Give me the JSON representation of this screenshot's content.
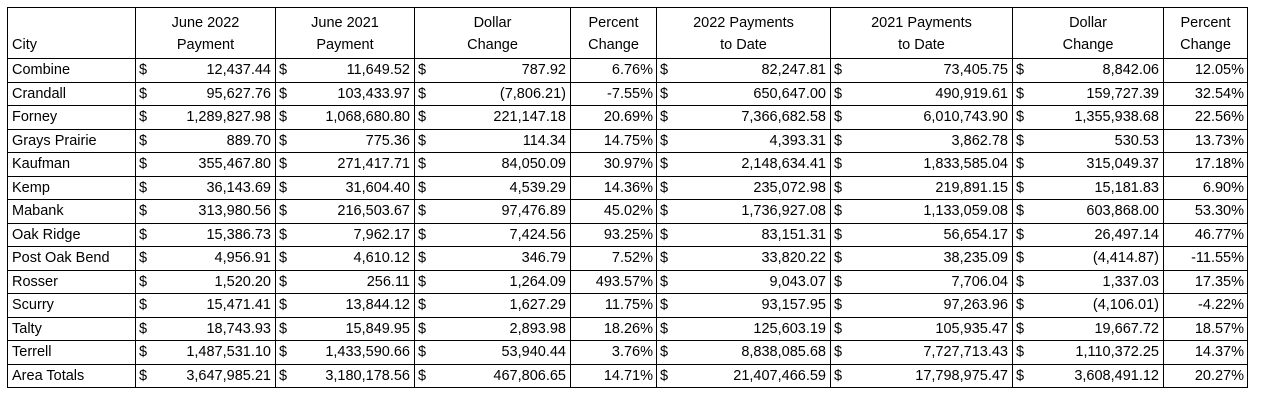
{
  "columns": {
    "city": [
      "",
      "City"
    ],
    "june2022": [
      "June 2022",
      "Payment"
    ],
    "june2021": [
      "June 2021",
      "Payment"
    ],
    "dollar1": [
      "Dollar",
      "Change"
    ],
    "pct1": [
      "Percent",
      "Change"
    ],
    "ytd2022": [
      "2022 Payments",
      "to Date"
    ],
    "ytd2021": [
      "2021 Payments",
      "to Date"
    ],
    "dollar2": [
      "Dollar",
      "Change"
    ],
    "pct2": [
      "Percent",
      "Change"
    ]
  },
  "currency_symbol": "$",
  "rows": [
    {
      "city": "Combine",
      "june2022": "12,437.44",
      "june2021": "11,649.52",
      "dollar1": "787.92",
      "pct1": "6.76%",
      "ytd2022": "82,247.81",
      "ytd2021": "73,405.75",
      "dollar2": "8,842.06",
      "pct2": "12.05%"
    },
    {
      "city": "Crandall",
      "june2022": "95,627.76",
      "june2021": "103,433.97",
      "dollar1": "(7,806.21)",
      "pct1": "-7.55%",
      "ytd2022": "650,647.00",
      "ytd2021": "490,919.61",
      "dollar2": "159,727.39",
      "pct2": "32.54%"
    },
    {
      "city": "Forney",
      "june2022": "1,289,827.98",
      "june2021": "1,068,680.80",
      "dollar1": "221,147.18",
      "pct1": "20.69%",
      "ytd2022": "7,366,682.58",
      "ytd2021": "6,010,743.90",
      "dollar2": "1,355,938.68",
      "pct2": "22.56%"
    },
    {
      "city": "Grays Prairie",
      "june2022": "889.70",
      "june2021": "775.36",
      "dollar1": "114.34",
      "pct1": "14.75%",
      "ytd2022": "4,393.31",
      "ytd2021": "3,862.78",
      "dollar2": "530.53",
      "pct2": "13.73%"
    },
    {
      "city": "Kaufman",
      "june2022": "355,467.80",
      "june2021": "271,417.71",
      "dollar1": "84,050.09",
      "pct1": "30.97%",
      "ytd2022": "2,148,634.41",
      "ytd2021": "1,833,585.04",
      "dollar2": "315,049.37",
      "pct2": "17.18%"
    },
    {
      "city": "Kemp",
      "june2022": "36,143.69",
      "june2021": "31,604.40",
      "dollar1": "4,539.29",
      "pct1": "14.36%",
      "ytd2022": "235,072.98",
      "ytd2021": "219,891.15",
      "dollar2": "15,181.83",
      "pct2": "6.90%"
    },
    {
      "city": "Mabank",
      "june2022": "313,980.56",
      "june2021": "216,503.67",
      "dollar1": "97,476.89",
      "pct1": "45.02%",
      "ytd2022": "1,736,927.08",
      "ytd2021": "1,133,059.08",
      "dollar2": "603,868.00",
      "pct2": "53.30%"
    },
    {
      "city": "Oak Ridge",
      "june2022": "15,386.73",
      "june2021": "7,962.17",
      "dollar1": "7,424.56",
      "pct1": "93.25%",
      "ytd2022": "83,151.31",
      "ytd2021": "56,654.17",
      "dollar2": "26,497.14",
      "pct2": "46.77%"
    },
    {
      "city": "Post Oak Bend",
      "june2022": "4,956.91",
      "june2021": "4,610.12",
      "dollar1": "346.79",
      "pct1": "7.52%",
      "ytd2022": "33,820.22",
      "ytd2021": "38,235.09",
      "dollar2": "(4,414.87)",
      "pct2": "-11.55%"
    },
    {
      "city": "Rosser",
      "june2022": "1,520.20",
      "june2021": "256.11",
      "dollar1": "1,264.09",
      "pct1": "493.57%",
      "ytd2022": "9,043.07",
      "ytd2021": "7,706.04",
      "dollar2": "1,337.03",
      "pct2": "17.35%"
    },
    {
      "city": "Scurry",
      "june2022": "15,471.41",
      "june2021": "13,844.12",
      "dollar1": "1,627.29",
      "pct1": "11.75%",
      "ytd2022": "93,157.95",
      "ytd2021": "97,263.96",
      "dollar2": "(4,106.01)",
      "pct2": "-4.22%"
    },
    {
      "city": "Talty",
      "june2022": "18,743.93",
      "june2021": "15,849.95",
      "dollar1": "2,893.98",
      "pct1": "18.26%",
      "ytd2022": "125,603.19",
      "ytd2021": "105,935.47",
      "dollar2": "19,667.72",
      "pct2": "18.57%"
    },
    {
      "city": "Terrell",
      "june2022": "1,487,531.10",
      "june2021": "1,433,590.66",
      "dollar1": "53,940.44",
      "pct1": "3.76%",
      "ytd2022": "8,838,085.68",
      "ytd2021": "7,727,713.43",
      "dollar2": "1,110,372.25",
      "pct2": "14.37%"
    },
    {
      "city": "Area Totals",
      "june2022": "3,647,985.21",
      "june2021": "3,180,178.56",
      "dollar1": "467,806.65",
      "pct1": "14.71%",
      "ytd2022": "21,407,466.59",
      "ytd2021": "17,798,975.47",
      "dollar2": "3,608,491.12",
      "pct2": "20.27%"
    }
  ]
}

**Exercise requirements**
Write out the records above once more, word for word, with no pictures.

**Final answer**
Give me the JSON representation of this screenshot's content.
{
  "columns": {
    "city": [
      "",
      "City"
    ],
    "june2022": [
      "June 2022",
      "Payment"
    ],
    "june2021": [
      "June 2021",
      "Payment"
    ],
    "dollar1": [
      "Dollar",
      "Change"
    ],
    "pct1": [
      "Percent",
      "Change"
    ],
    "ytd2022": [
      "2022 Payments",
      "to Date"
    ],
    "ytd2021": [
      "2021 Payments",
      "to Date"
    ],
    "dollar2": [
      "Dollar",
      "Change"
    ],
    "pct2": [
      "Percent",
      "Change"
    ]
  },
  "currency_symbol": "$",
  "rows": [
    {
      "city": "Combine",
      "june2022": "12,437.44",
      "june2021": "11,649.52",
      "dollar1": "787.92",
      "pct1": "6.76%",
      "ytd2022": "82,247.81",
      "ytd2021": "73,405.75",
      "dollar2": "8,842.06",
      "pct2": "12.05%"
    },
    {
      "city": "Crandall",
      "june2022": "95,627.76",
      "june2021": "103,433.97",
      "dollar1": "(7,806.21)",
      "pct1": "-7.55%",
      "ytd2022": "650,647.00",
      "ytd2021": "490,919.61",
      "dollar2": "159,727.39",
      "pct2": "32.54%"
    },
    {
      "city": "Forney",
      "june2022": "1,289,827.98",
      "june2021": "1,068,680.80",
      "dollar1": "221,147.18",
      "pct1": "20.69%",
      "ytd2022": "7,366,682.58",
      "ytd2021": "6,010,743.90",
      "dollar2": "1,355,938.68",
      "pct2": "22.56%"
    },
    {
      "city": "Grays Prairie",
      "june2022": "889.70",
      "june2021": "775.36",
      "dollar1": "114.34",
      "pct1": "14.75%",
      "ytd2022": "4,393.31",
      "ytd2021": "3,862.78",
      "dollar2": "530.53",
      "pct2": "13.73%"
    },
    {
      "city": "Kaufman",
      "june2022": "355,467.80",
      "june2021": "271,417.71",
      "dollar1": "84,050.09",
      "pct1": "30.97%",
      "ytd2022": "2,148,634.41",
      "ytd2021": "1,833,585.04",
      "dollar2": "315,049.37",
      "pct2": "17.18%"
    },
    {
      "city": "Kemp",
      "june2022": "36,143.69",
      "june2021": "31,604.40",
      "dollar1": "4,539.29",
      "pct1": "14.36%",
      "ytd2022": "235,072.98",
      "ytd2021": "219,891.15",
      "dollar2": "15,181.83",
      "pct2": "6.90%"
    },
    {
      "city": "Mabank",
      "june2022": "313,980.56",
      "june2021": "216,503.67",
      "dollar1": "97,476.89",
      "pct1": "45.02%",
      "ytd2022": "1,736,927.08",
      "ytd2021": "1,133,059.08",
      "dollar2": "603,868.00",
      "pct2": "53.30%"
    },
    {
      "city": "Oak Ridge",
      "june2022": "15,386.73",
      "june2021": "7,962.17",
      "dollar1": "7,424.56",
      "pct1": "93.25%",
      "ytd2022": "83,151.31",
      "ytd2021": "56,654.17",
      "dollar2": "26,497.14",
      "pct2": "46.77%"
    },
    {
      "city": "Post Oak Bend",
      "june2022": "4,956.91",
      "june2021": "4,610.12",
      "dollar1": "346.79",
      "pct1": "7.52%",
      "ytd2022": "33,820.22",
      "ytd2021": "38,235.09",
      "dollar2": "(4,414.87)",
      "pct2": "-11.55%"
    },
    {
      "city": "Rosser",
      "june2022": "1,520.20",
      "june2021": "256.11",
      "dollar1": "1,264.09",
      "pct1": "493.57%",
      "ytd2022": "9,043.07",
      "ytd2021": "7,706.04",
      "dollar2": "1,337.03",
      "pct2": "17.35%"
    },
    {
      "city": "Scurry",
      "june2022": "15,471.41",
      "june2021": "13,844.12",
      "dollar1": "1,627.29",
      "pct1": "11.75%",
      "ytd2022": "93,157.95",
      "ytd2021": "97,263.96",
      "dollar2": "(4,106.01)",
      "pct2": "-4.22%"
    },
    {
      "city": "Talty",
      "june2022": "18,743.93",
      "june2021": "15,849.95",
      "dollar1": "2,893.98",
      "pct1": "18.26%",
      "ytd2022": "125,603.19",
      "ytd2021": "105,935.47",
      "dollar2": "19,667.72",
      "pct2": "18.57%"
    },
    {
      "city": "Terrell",
      "june2022": "1,487,531.10",
      "june2021": "1,433,590.66",
      "dollar1": "53,940.44",
      "pct1": "3.76%",
      "ytd2022": "8,838,085.68",
      "ytd2021": "7,727,713.43",
      "dollar2": "1,110,372.25",
      "pct2": "14.37%"
    },
    {
      "city": "Area Totals",
      "june2022": "3,647,985.21",
      "june2021": "3,180,178.56",
      "dollar1": "467,806.65",
      "pct1": "14.71%",
      "ytd2022": "21,407,466.59",
      "ytd2021": "17,798,975.47",
      "dollar2": "3,608,491.12",
      "pct2": "20.27%"
    }
  ]
}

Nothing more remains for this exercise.